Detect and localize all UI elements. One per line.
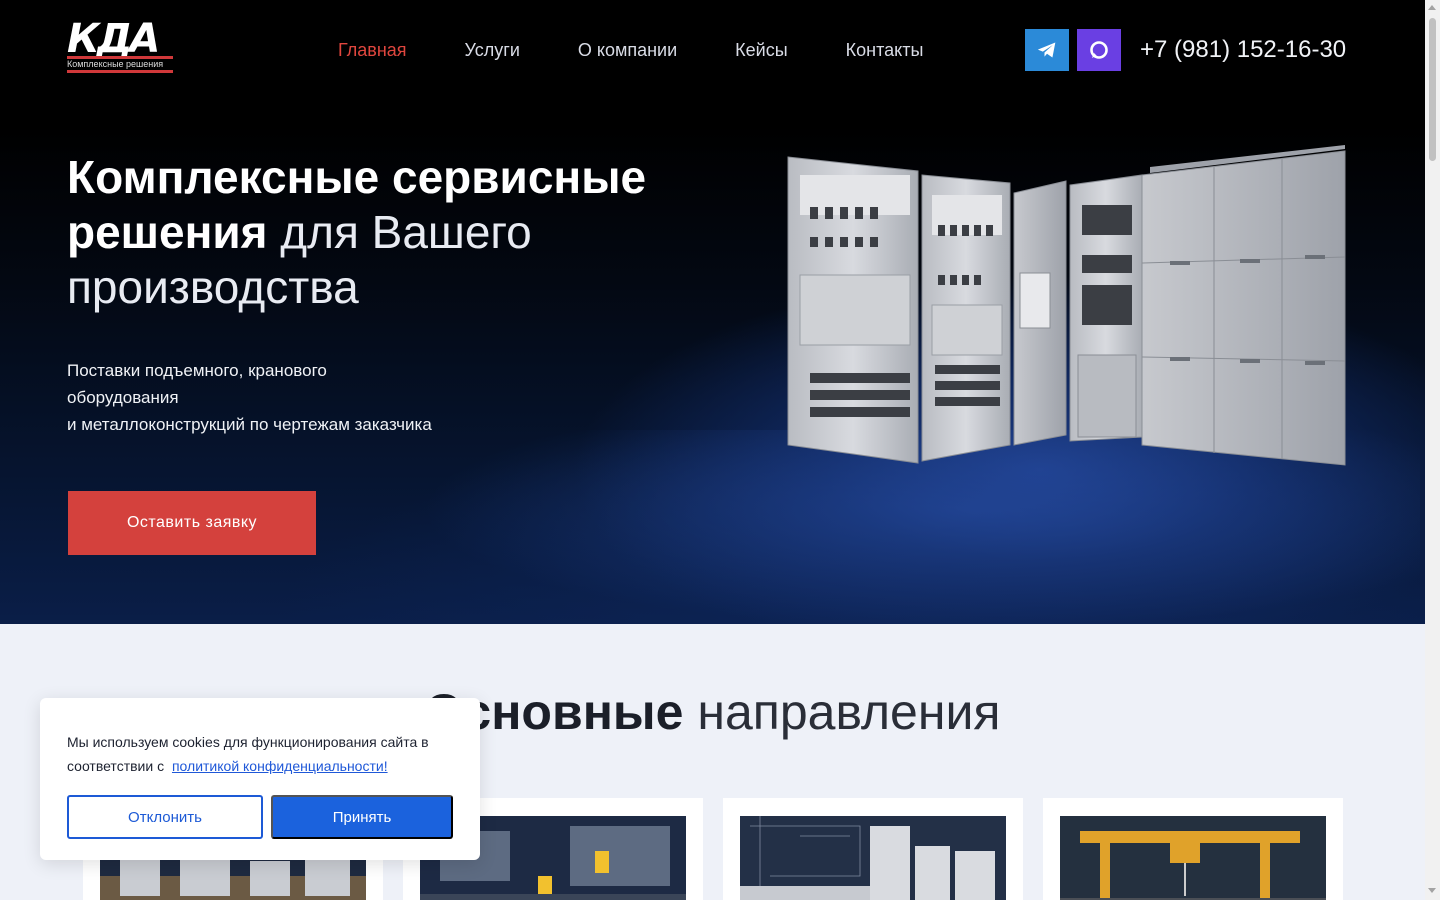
max-messenger-button[interactable] (1077, 29, 1121, 71)
electrical-cabinets-image (787, 145, 1346, 466)
telegram-button[interactable] (1025, 29, 1069, 71)
phone-number[interactable]: +7 (981) 152-16-30 (1140, 35, 1346, 65)
logo-subtitle: Комплексные решения (67, 56, 173, 73)
hero-subtitle: Поставки подъемного, кранового оборудова… (67, 357, 487, 438)
crane-image (1060, 816, 1326, 900)
direction-card[interactable] (723, 798, 1023, 900)
site-logo[interactable]: КДА Комплексные решения (67, 16, 175, 74)
automation-panels-image (740, 816, 1006, 900)
scroll-down-arrow-icon[interactable] (1428, 888, 1436, 893)
hero-title-bold-2: решения (67, 206, 268, 258)
nav-item-contacts[interactable]: Контакты (846, 38, 924, 62)
directions-title-light: направления (697, 684, 1001, 740)
max-messenger-icon (1090, 41, 1108, 59)
hero-title: Комплексные сервисные решения для Вашего… (67, 150, 707, 315)
hero-subtitle-line: оборудования (67, 388, 179, 407)
hero-subtitle-line: и металлоконструкций по чертежам заказчи… (67, 415, 432, 434)
nav-item-services[interactable]: Услуги (465, 38, 520, 62)
hero-section: КДА Комплексные решения Главная Услуги О… (0, 0, 1425, 624)
request-button[interactable]: Оставить заявку (68, 491, 316, 555)
nav-item-home[interactable]: Главная (338, 38, 407, 62)
accept-cookies-button[interactable]: Принять (271, 795, 453, 839)
scroll-thumb[interactable] (1429, 18, 1436, 161)
direction-card[interactable] (1043, 798, 1343, 900)
page-scrollbar[interactable] (1425, 0, 1440, 900)
scroll-up-arrow-icon[interactable] (1428, 5, 1436, 10)
decline-cookies-button[interactable]: Отклонить (67, 795, 263, 839)
cookie-text: Мы используем cookies для функционирован… (67, 730, 467, 778)
hero-title-light-2: производства (67, 261, 359, 313)
main-nav: Главная Услуги О компании Кейсы Контакты (338, 38, 923, 62)
logo-mark: КДА (67, 16, 160, 62)
hero-title-light-1: для Вашего (280, 206, 532, 258)
hero-title-bold-1: Комплексные сервисные (67, 151, 647, 203)
nav-item-cases[interactable]: Кейсы (735, 38, 788, 62)
telegram-icon (1037, 42, 1056, 58)
privacy-policy-link[interactable]: политикой конфиденциальности! (172, 758, 388, 774)
hero-subtitle-line: Поставки подъемного, кранового (67, 361, 327, 380)
cookie-banner: Мы используем cookies для функционирован… (40, 698, 480, 860)
nav-item-about[interactable]: О компании (578, 38, 677, 62)
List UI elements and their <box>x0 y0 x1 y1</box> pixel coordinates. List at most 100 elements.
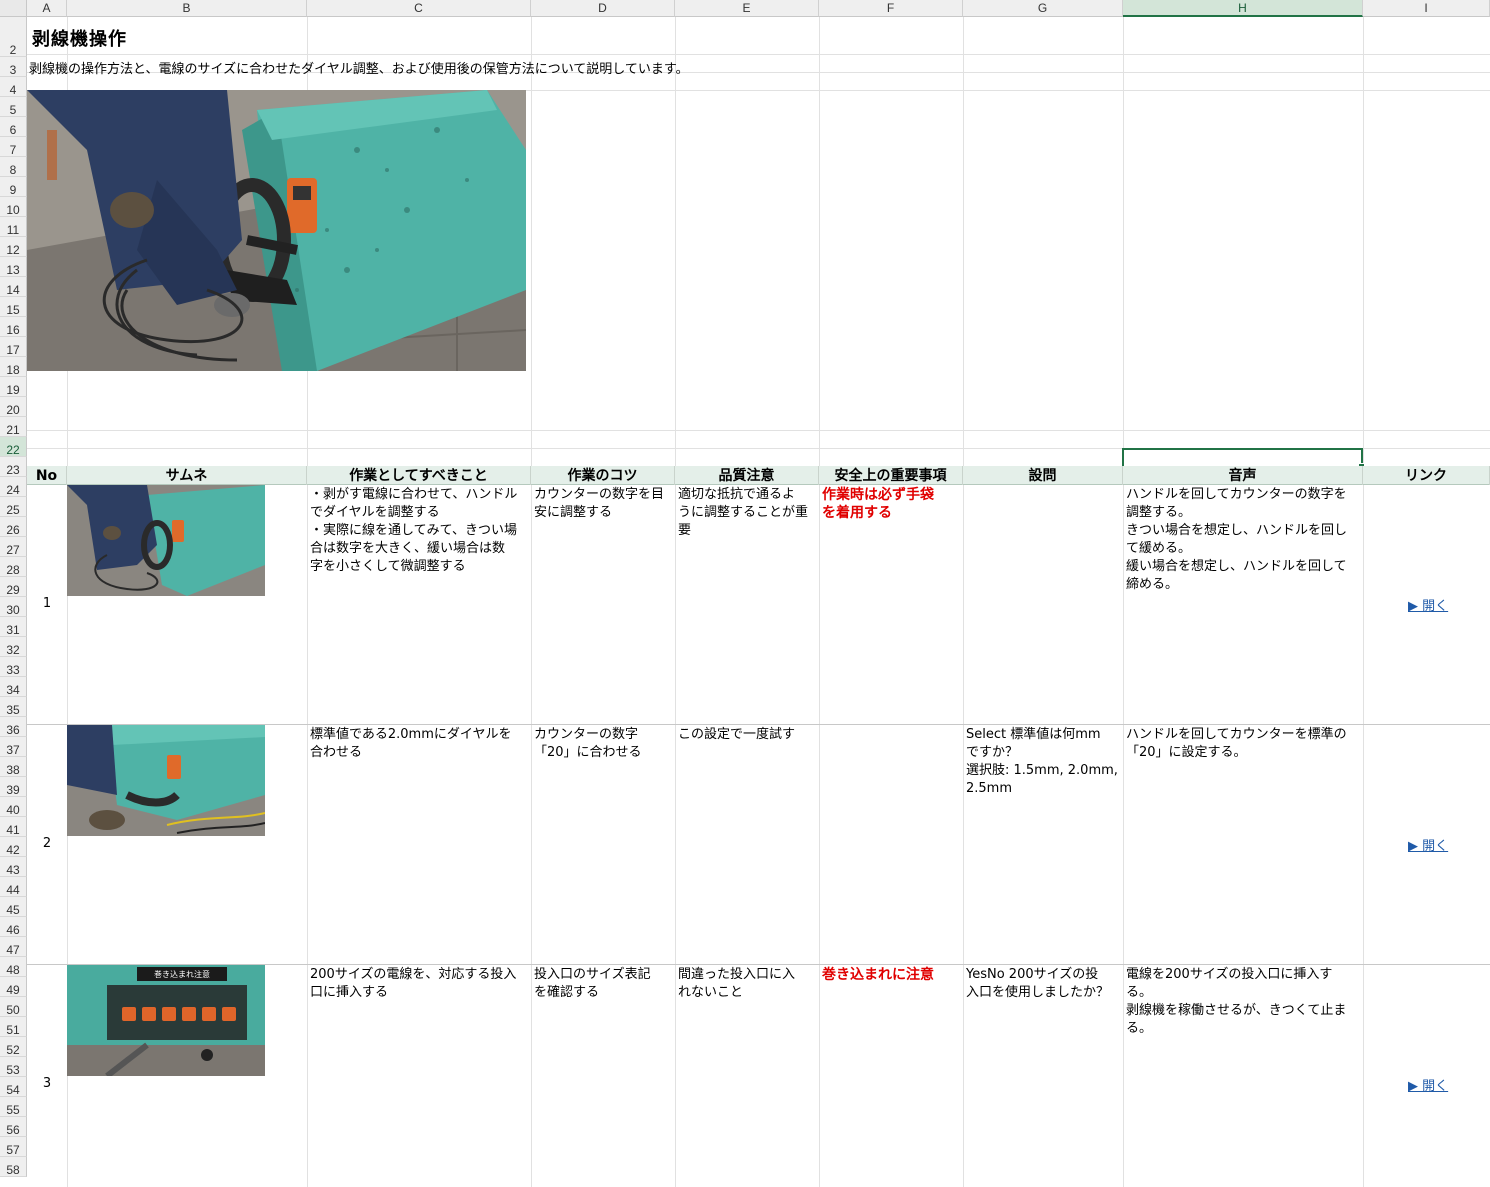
step-2-task-line: 標準値である2.0mmにダイヤルを <box>310 727 512 742</box>
row-header-44[interactable]: 44 <box>0 877 27 897</box>
row-header-18[interactable]: 18 <box>0 357 27 377</box>
row-header-25[interactable]: 25 <box>0 497 27 517</box>
row-header-48[interactable]: 48 <box>0 957 27 977</box>
step-3-safety-cell[interactable]: 巻き込まれに注意 <box>819 965 963 1187</box>
step-2-open-link[interactable]: ▶ 開く <box>1408 835 1448 854</box>
step-2-task-line: 合わせる <box>310 745 363 760</box>
step-3-question-cell[interactable]: YesNo 200サイズの投 入口を使用しましたか？ <box>963 965 1123 1187</box>
row-header-49[interactable]: 49 <box>0 977 27 997</box>
row-header-28[interactable]: 28 <box>0 557 27 577</box>
step-2-safety-cell[interactable] <box>819 725 963 963</box>
step-1-audio-cell[interactable]: ハンドルを回してカウンターの数字を 調整する。 きつい場合を想定し、ハンドルを回して… <box>1123 485 1363 723</box>
step-2-tips-cell[interactable]: カウンターの数字 「20」に合わせる <box>531 725 675 963</box>
step-1-quality-cell[interactable]: 適切な抵抗で通るよ うに調整することが重要 <box>675 485 819 723</box>
step-2-audio-cell[interactable]: ハンドルを回してカウンターを標準の 「20」に設定する。 <box>1123 725 1363 963</box>
column-header-f[interactable]: F <box>819 0 963 17</box>
row-header-43[interactable]: 43 <box>0 857 27 877</box>
row-header-6[interactable]: 6 <box>0 117 27 137</box>
step-1-task-cell[interactable]: ・剥がす電線に合わせて、ハンドル でダイヤルを調整する ・実際に線を通してみて、きつ… <box>307 485 531 723</box>
row-header-14[interactable]: 14 <box>0 277 27 297</box>
row-header-10[interactable]: 10 <box>0 197 27 217</box>
row-header-24[interactable]: 24 <box>0 477 27 497</box>
selected-cell-h22[interactable] <box>1122 448 1365 470</box>
select-all-corner[interactable] <box>0 0 27 17</box>
row-header-16[interactable]: 16 <box>0 317 27 337</box>
column-header-e[interactable]: E <box>675 0 819 17</box>
row-header-3[interactable]: 3 <box>0 57 27 77</box>
row-header-33[interactable]: 33 <box>0 657 27 677</box>
row-header-11[interactable]: 11 <box>0 217 27 237</box>
row-header-8[interactable]: 8 <box>0 157 27 177</box>
row-header-7[interactable]: 7 <box>0 137 27 157</box>
row-header-46[interactable]: 46 <box>0 917 27 937</box>
step-3-quality-cell[interactable]: 間違った投入口に入 れないこと <box>675 965 819 1187</box>
step-1-safety-cell[interactable]: 作業時は必ず手袋 を着用する <box>819 485 963 723</box>
row-header-17[interactable]: 17 <box>0 337 27 357</box>
row-header-53[interactable]: 53 <box>0 1057 27 1077</box>
row-header-20[interactable]: 20 <box>0 397 27 417</box>
row-header-12[interactable]: 12 <box>0 237 27 257</box>
step-1-open-link[interactable]: ▶ 開く <box>1408 595 1448 614</box>
step-3-audio-line: る。 <box>1126 1021 1153 1036</box>
row-header-52[interactable]: 52 <box>0 1037 27 1057</box>
row-header-57[interactable]: 57 <box>0 1137 27 1157</box>
step-3-audio-cell[interactable]: 電線を200サイズの投入口に挿入す る。 剥線機を稼働させるが、きつくて止ま る。 <box>1123 965 1363 1187</box>
step-3-tips-cell[interactable]: 投入口のサイズ表記 を確認する <box>531 965 675 1187</box>
step-3-task-cell[interactable]: 200サイズの電線を、対応する投入 口に挿入する <box>307 965 531 1187</box>
header-no: No <box>27 466 67 485</box>
row-header-26[interactable]: 26 <box>0 517 27 537</box>
row-header-51[interactable]: 51 <box>0 1017 27 1037</box>
column-header-i[interactable]: I <box>1363 0 1490 17</box>
row-header-36[interactable]: 36 <box>0 717 27 737</box>
column-header-a[interactable]: A <box>27 0 67 17</box>
step-1-question-cell[interactable] <box>963 485 1123 723</box>
row-header-9[interactable]: 9 <box>0 177 27 197</box>
column-header-g[interactable]: G <box>963 0 1123 17</box>
column-header-d[interactable]: D <box>531 0 675 17</box>
row-header-37[interactable]: 37 <box>0 737 27 757</box>
row-header-50[interactable]: 50 <box>0 997 27 1017</box>
step-1-thumbnail[interactable] <box>67 485 265 596</box>
row-header-19[interactable]: 19 <box>0 377 27 397</box>
step-1-safety-line: 作業時は必ず手袋 <box>822 487 934 503</box>
row-header-13[interactable]: 13 <box>0 257 27 277</box>
row-header-2[interactable]: 2 <box>0 37 27 57</box>
row-header-5[interactable]: 5 <box>0 97 27 117</box>
step-2-audio-line: 「20」に設定する。 <box>1126 745 1247 760</box>
row-header-58[interactable]: 58 <box>0 1157 27 1177</box>
row-header-45[interactable]: 45 <box>0 897 27 917</box>
step-3-open-link[interactable]: ▶ 開く <box>1408 1075 1448 1094</box>
row-header-42[interactable]: 42 <box>0 837 27 857</box>
step-2-quality-cell[interactable]: この設定で一度試す <box>675 725 819 963</box>
row-header-27[interactable]: 27 <box>0 537 27 557</box>
step-3-thumbnail[interactable]: 巻き込まれ注意 <box>67 965 265 1076</box>
row-header-22[interactable]: 22 <box>0 437 27 457</box>
row-header-34[interactable]: 34 <box>0 677 27 697</box>
step-3-tips-line: を確認する <box>534 985 600 1000</box>
step-2-thumbnail[interactable] <box>67 725 265 836</box>
row-header-21[interactable]: 21 <box>0 417 27 437</box>
step-2-task-cell[interactable]: 標準値である2.0mmにダイヤルを 合わせる <box>307 725 531 963</box>
row-header-31[interactable]: 31 <box>0 617 27 637</box>
row-header-41[interactable]: 41 <box>0 817 27 837</box>
row-header-54[interactable]: 54 <box>0 1077 27 1097</box>
row-header-15[interactable]: 15 <box>0 297 27 317</box>
row-header-40[interactable]: 40 <box>0 797 27 817</box>
step-1-tips-cell[interactable]: カウンターの数字を目 安に調整する <box>531 485 675 723</box>
row-header-4[interactable]: 4 <box>0 77 27 97</box>
row-header-35[interactable]: 35 <box>0 697 27 717</box>
row-header-55[interactable]: 55 <box>0 1097 27 1117</box>
row-header-56[interactable]: 56 <box>0 1117 27 1137</box>
column-header-h[interactable]: H <box>1123 0 1363 17</box>
main-machine-photo[interactable] <box>27 90 526 371</box>
row-header-32[interactable]: 32 <box>0 637 27 657</box>
row-header-47[interactable]: 47 <box>0 937 27 957</box>
row-header-23[interactable]: 23 <box>0 457 27 477</box>
column-header-c[interactable]: C <box>307 0 531 17</box>
row-header-29[interactable]: 29 <box>0 577 27 597</box>
row-header-39[interactable]: 39 <box>0 777 27 797</box>
step-2-question-cell[interactable]: Select 標準値は何mm ですか？ 選択肢: 1.5mm, 2.0mm, 2.5m… <box>963 725 1123 963</box>
row-header-38[interactable]: 38 <box>0 757 27 777</box>
column-header-b[interactable]: B <box>67 0 307 17</box>
row-header-30[interactable]: 30 <box>0 597 27 617</box>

## WHAT YOU NEED TO DO
Copy the data again, unchanged, from the line with "max-messenger-button[interactable] (1077, 29, 1121, 71)" up to and including the line with "automation-panels-image (740, 816, 1006, 900)".

## WRITTEN SOLUTION
max-messenger-button[interactable] (1077, 29, 1121, 71)
electrical-cabinets-image (787, 145, 1346, 466)
telegram-button[interactable] (1025, 29, 1069, 71)
phone-number[interactable]: +7 (981) 152-16-30 (1140, 35, 1346, 65)
logo-subtitle: Комплексные решения (67, 56, 173, 73)
hero-subtitle: Поставки подъемного, кранового оборудова… (67, 357, 487, 438)
crane-image (1060, 816, 1326, 900)
direction-card[interactable] (723, 798, 1023, 900)
site-logo[interactable]: КДА Комплексные решения (67, 16, 175, 74)
automation-panels-image (740, 816, 1006, 900)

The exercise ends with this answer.